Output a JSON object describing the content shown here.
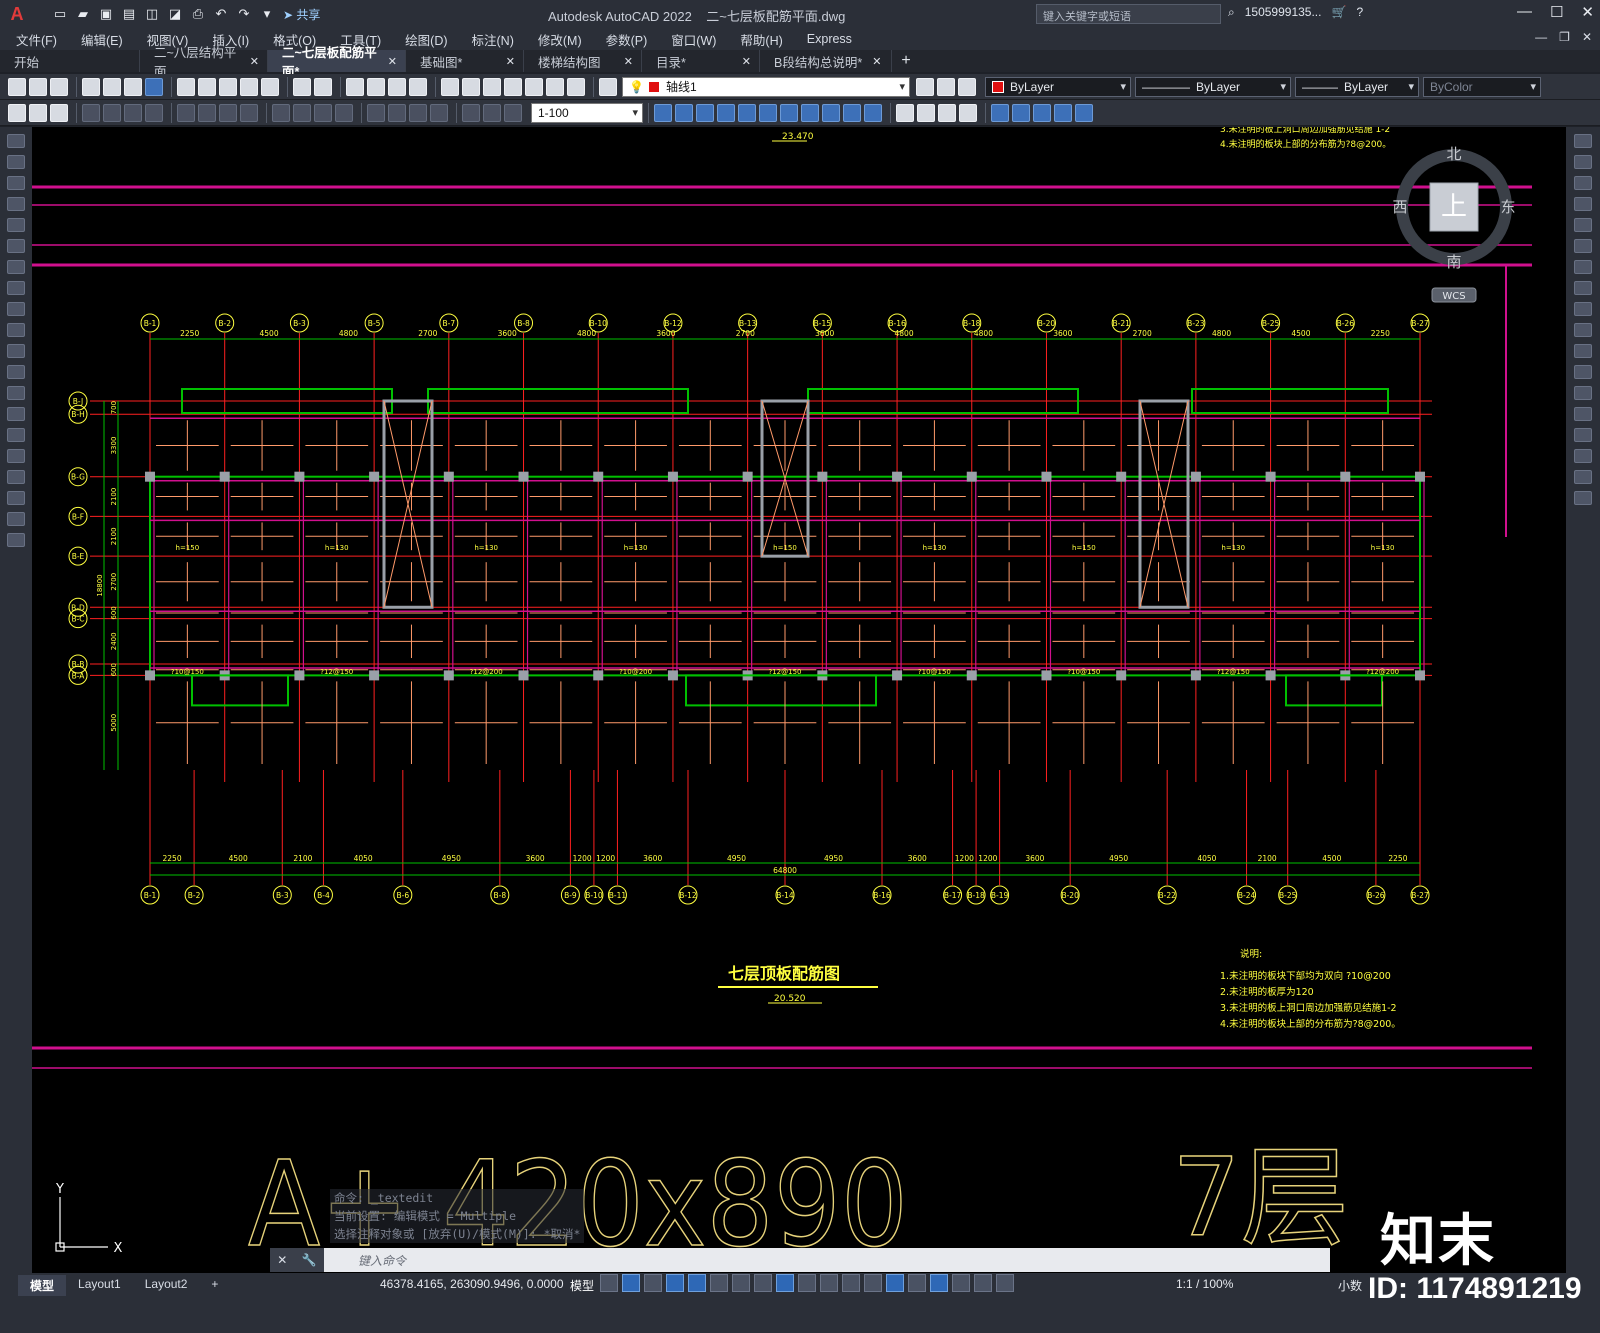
{
  "app": {
    "title": "Autodesk AutoCAD 2022",
    "file": "二~七层板配筋平面.dwg",
    "share_label": "共享",
    "search_placeholder": "键入关键字或短语",
    "user": "1505999135...",
    "logo_letter": "A"
  },
  "menu": [
    "文件(F)",
    "编辑(E)",
    "视图(V)",
    "插入(I)",
    "格式(O)",
    "工具(T)",
    "绘图(D)",
    "标注(N)",
    "修改(M)",
    "参数(P)",
    "窗口(W)",
    "帮助(H)",
    "Express"
  ],
  "tabs": [
    {
      "label": "开始",
      "active": false,
      "closable": false
    },
    {
      "label": "二~八层结构平面",
      "active": false,
      "closable": true
    },
    {
      "label": "二~七层板配筋平面*",
      "active": true,
      "closable": true
    },
    {
      "label": "基础图*",
      "active": false,
      "closable": true
    },
    {
      "label": "楼梯结构图",
      "active": false,
      "closable": true
    },
    {
      "label": "目录*",
      "active": false,
      "closable": true
    },
    {
      "label": "B段结构总说明*",
      "active": false,
      "closable": true
    }
  ],
  "toolbar": {
    "layer": "轴线1",
    "color": "ByLayer",
    "linetype": "ByLayer",
    "lineweight": "ByLayer",
    "plotstyle": "ByColor",
    "scale": "1-100"
  },
  "viewcube": {
    "north": "北",
    "south": "南",
    "east": "东",
    "west": "西",
    "top": "上",
    "wcs": "WCS"
  },
  "drawing": {
    "title": "七层顶板配筋图",
    "title_elev": "20.520",
    "top_elev": "23.470",
    "notes_heading": "说明:",
    "notes": [
      "1.未注明的板块下部均为双向 ?10@200",
      "2.未注明的板厚为120",
      "3.未注明的板上洞口周边加强筋见结施1-2",
      "4.未注明的板块上部的分布筋为?8@200。"
    ],
    "notes_top": [
      "3.未注明的板上洞口周边加强筋见结施 1-2",
      "4.未注明的板块上部的分布筋为?8@200。"
    ],
    "total_dim": "64800",
    "top_axes": [
      "B-1",
      "B-2",
      "B-3",
      "B-5",
      "B-7",
      "B-8",
      "B-10",
      "B-12",
      "B-13",
      "B-15",
      "B-16",
      "B-18",
      "B-20",
      "B-21",
      "B-23",
      "B-25",
      "B-26",
      "B-27"
    ],
    "top_dims": [
      "2250",
      "4500",
      "4800",
      "2700",
      "3600",
      "4800",
      "3600",
      "2700",
      "3600",
      "4800",
      "4800",
      "3600",
      "2700",
      "4800",
      "4500",
      "2250"
    ],
    "bottom_axes": [
      "B-1",
      "B-2",
      "B-3",
      "B-4",
      "B-6",
      "B-8",
      "B-9",
      "B-10",
      "B-11",
      "B-12",
      "B-14",
      "B-16",
      "B-17",
      "B-18",
      "B-19",
      "B-20",
      "B-22",
      "B-24",
      "B-25",
      "B-26",
      "B-27"
    ],
    "bottom_dims": [
      "2250",
      "4500",
      "2100",
      "4050",
      "4950",
      "3600",
      "1200",
      "1200",
      "3600",
      "4950",
      "4950",
      "3600",
      "1200",
      "1200",
      "3600",
      "4950",
      "4050",
      "2100",
      "4500",
      "2250"
    ],
    "left_axes": [
      "B-J",
      "B-H",
      "B-G",
      "B-F",
      "B-E",
      "B-D",
      "B-C",
      "B-B",
      "B-A"
    ],
    "left_dims": [
      "700",
      "3300",
      "2100",
      "2100",
      "2700",
      "600",
      "2400",
      "600",
      "5000"
    ],
    "side_total": "18800",
    "big_text_left": "A+ 420x890",
    "big_text_right": "7层",
    "room_labels": [
      "h=150",
      "h=130",
      "h=130",
      "h=130",
      "h=150",
      "h=130"
    ],
    "rebar_labels": [
      "?10@150",
      "?12@150",
      "?12@200",
      "?10@200",
      "?12@150",
      "?10@150"
    ]
  },
  "command": {
    "history": [
      "命令: _textedit",
      "当前设置: 编辑模式 = Multiple",
      "选择注释对象或 [放弃(U)/模式(M)]: *取消*"
    ],
    "placeholder": "键入命令"
  },
  "status": {
    "layouts": [
      "模型",
      "Layout1",
      "Layout2"
    ],
    "coords": "46378.4165, 263090.9496, 0.0000",
    "space": "模型",
    "scale": "1:1 / 100%",
    "units": "小数"
  },
  "watermark": {
    "logo": "知末",
    "id": "ID: 1174891219"
  },
  "colors": {
    "canvas": "#000000",
    "axis_red": "#ff2020",
    "wall_green": "#00c000",
    "beam_magenta": "#d0108e",
    "rebar": "#ff9a6a",
    "text_yellow": "#ffff40"
  }
}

◆ ◆ ◆

→ **Requirement**
Read the entries and select each line where the word "ByLayer" is found.

→ **Written reply**
    "color": "ByLayer",
    "linetype": "ByLayer",
    "lineweight": "ByLayer",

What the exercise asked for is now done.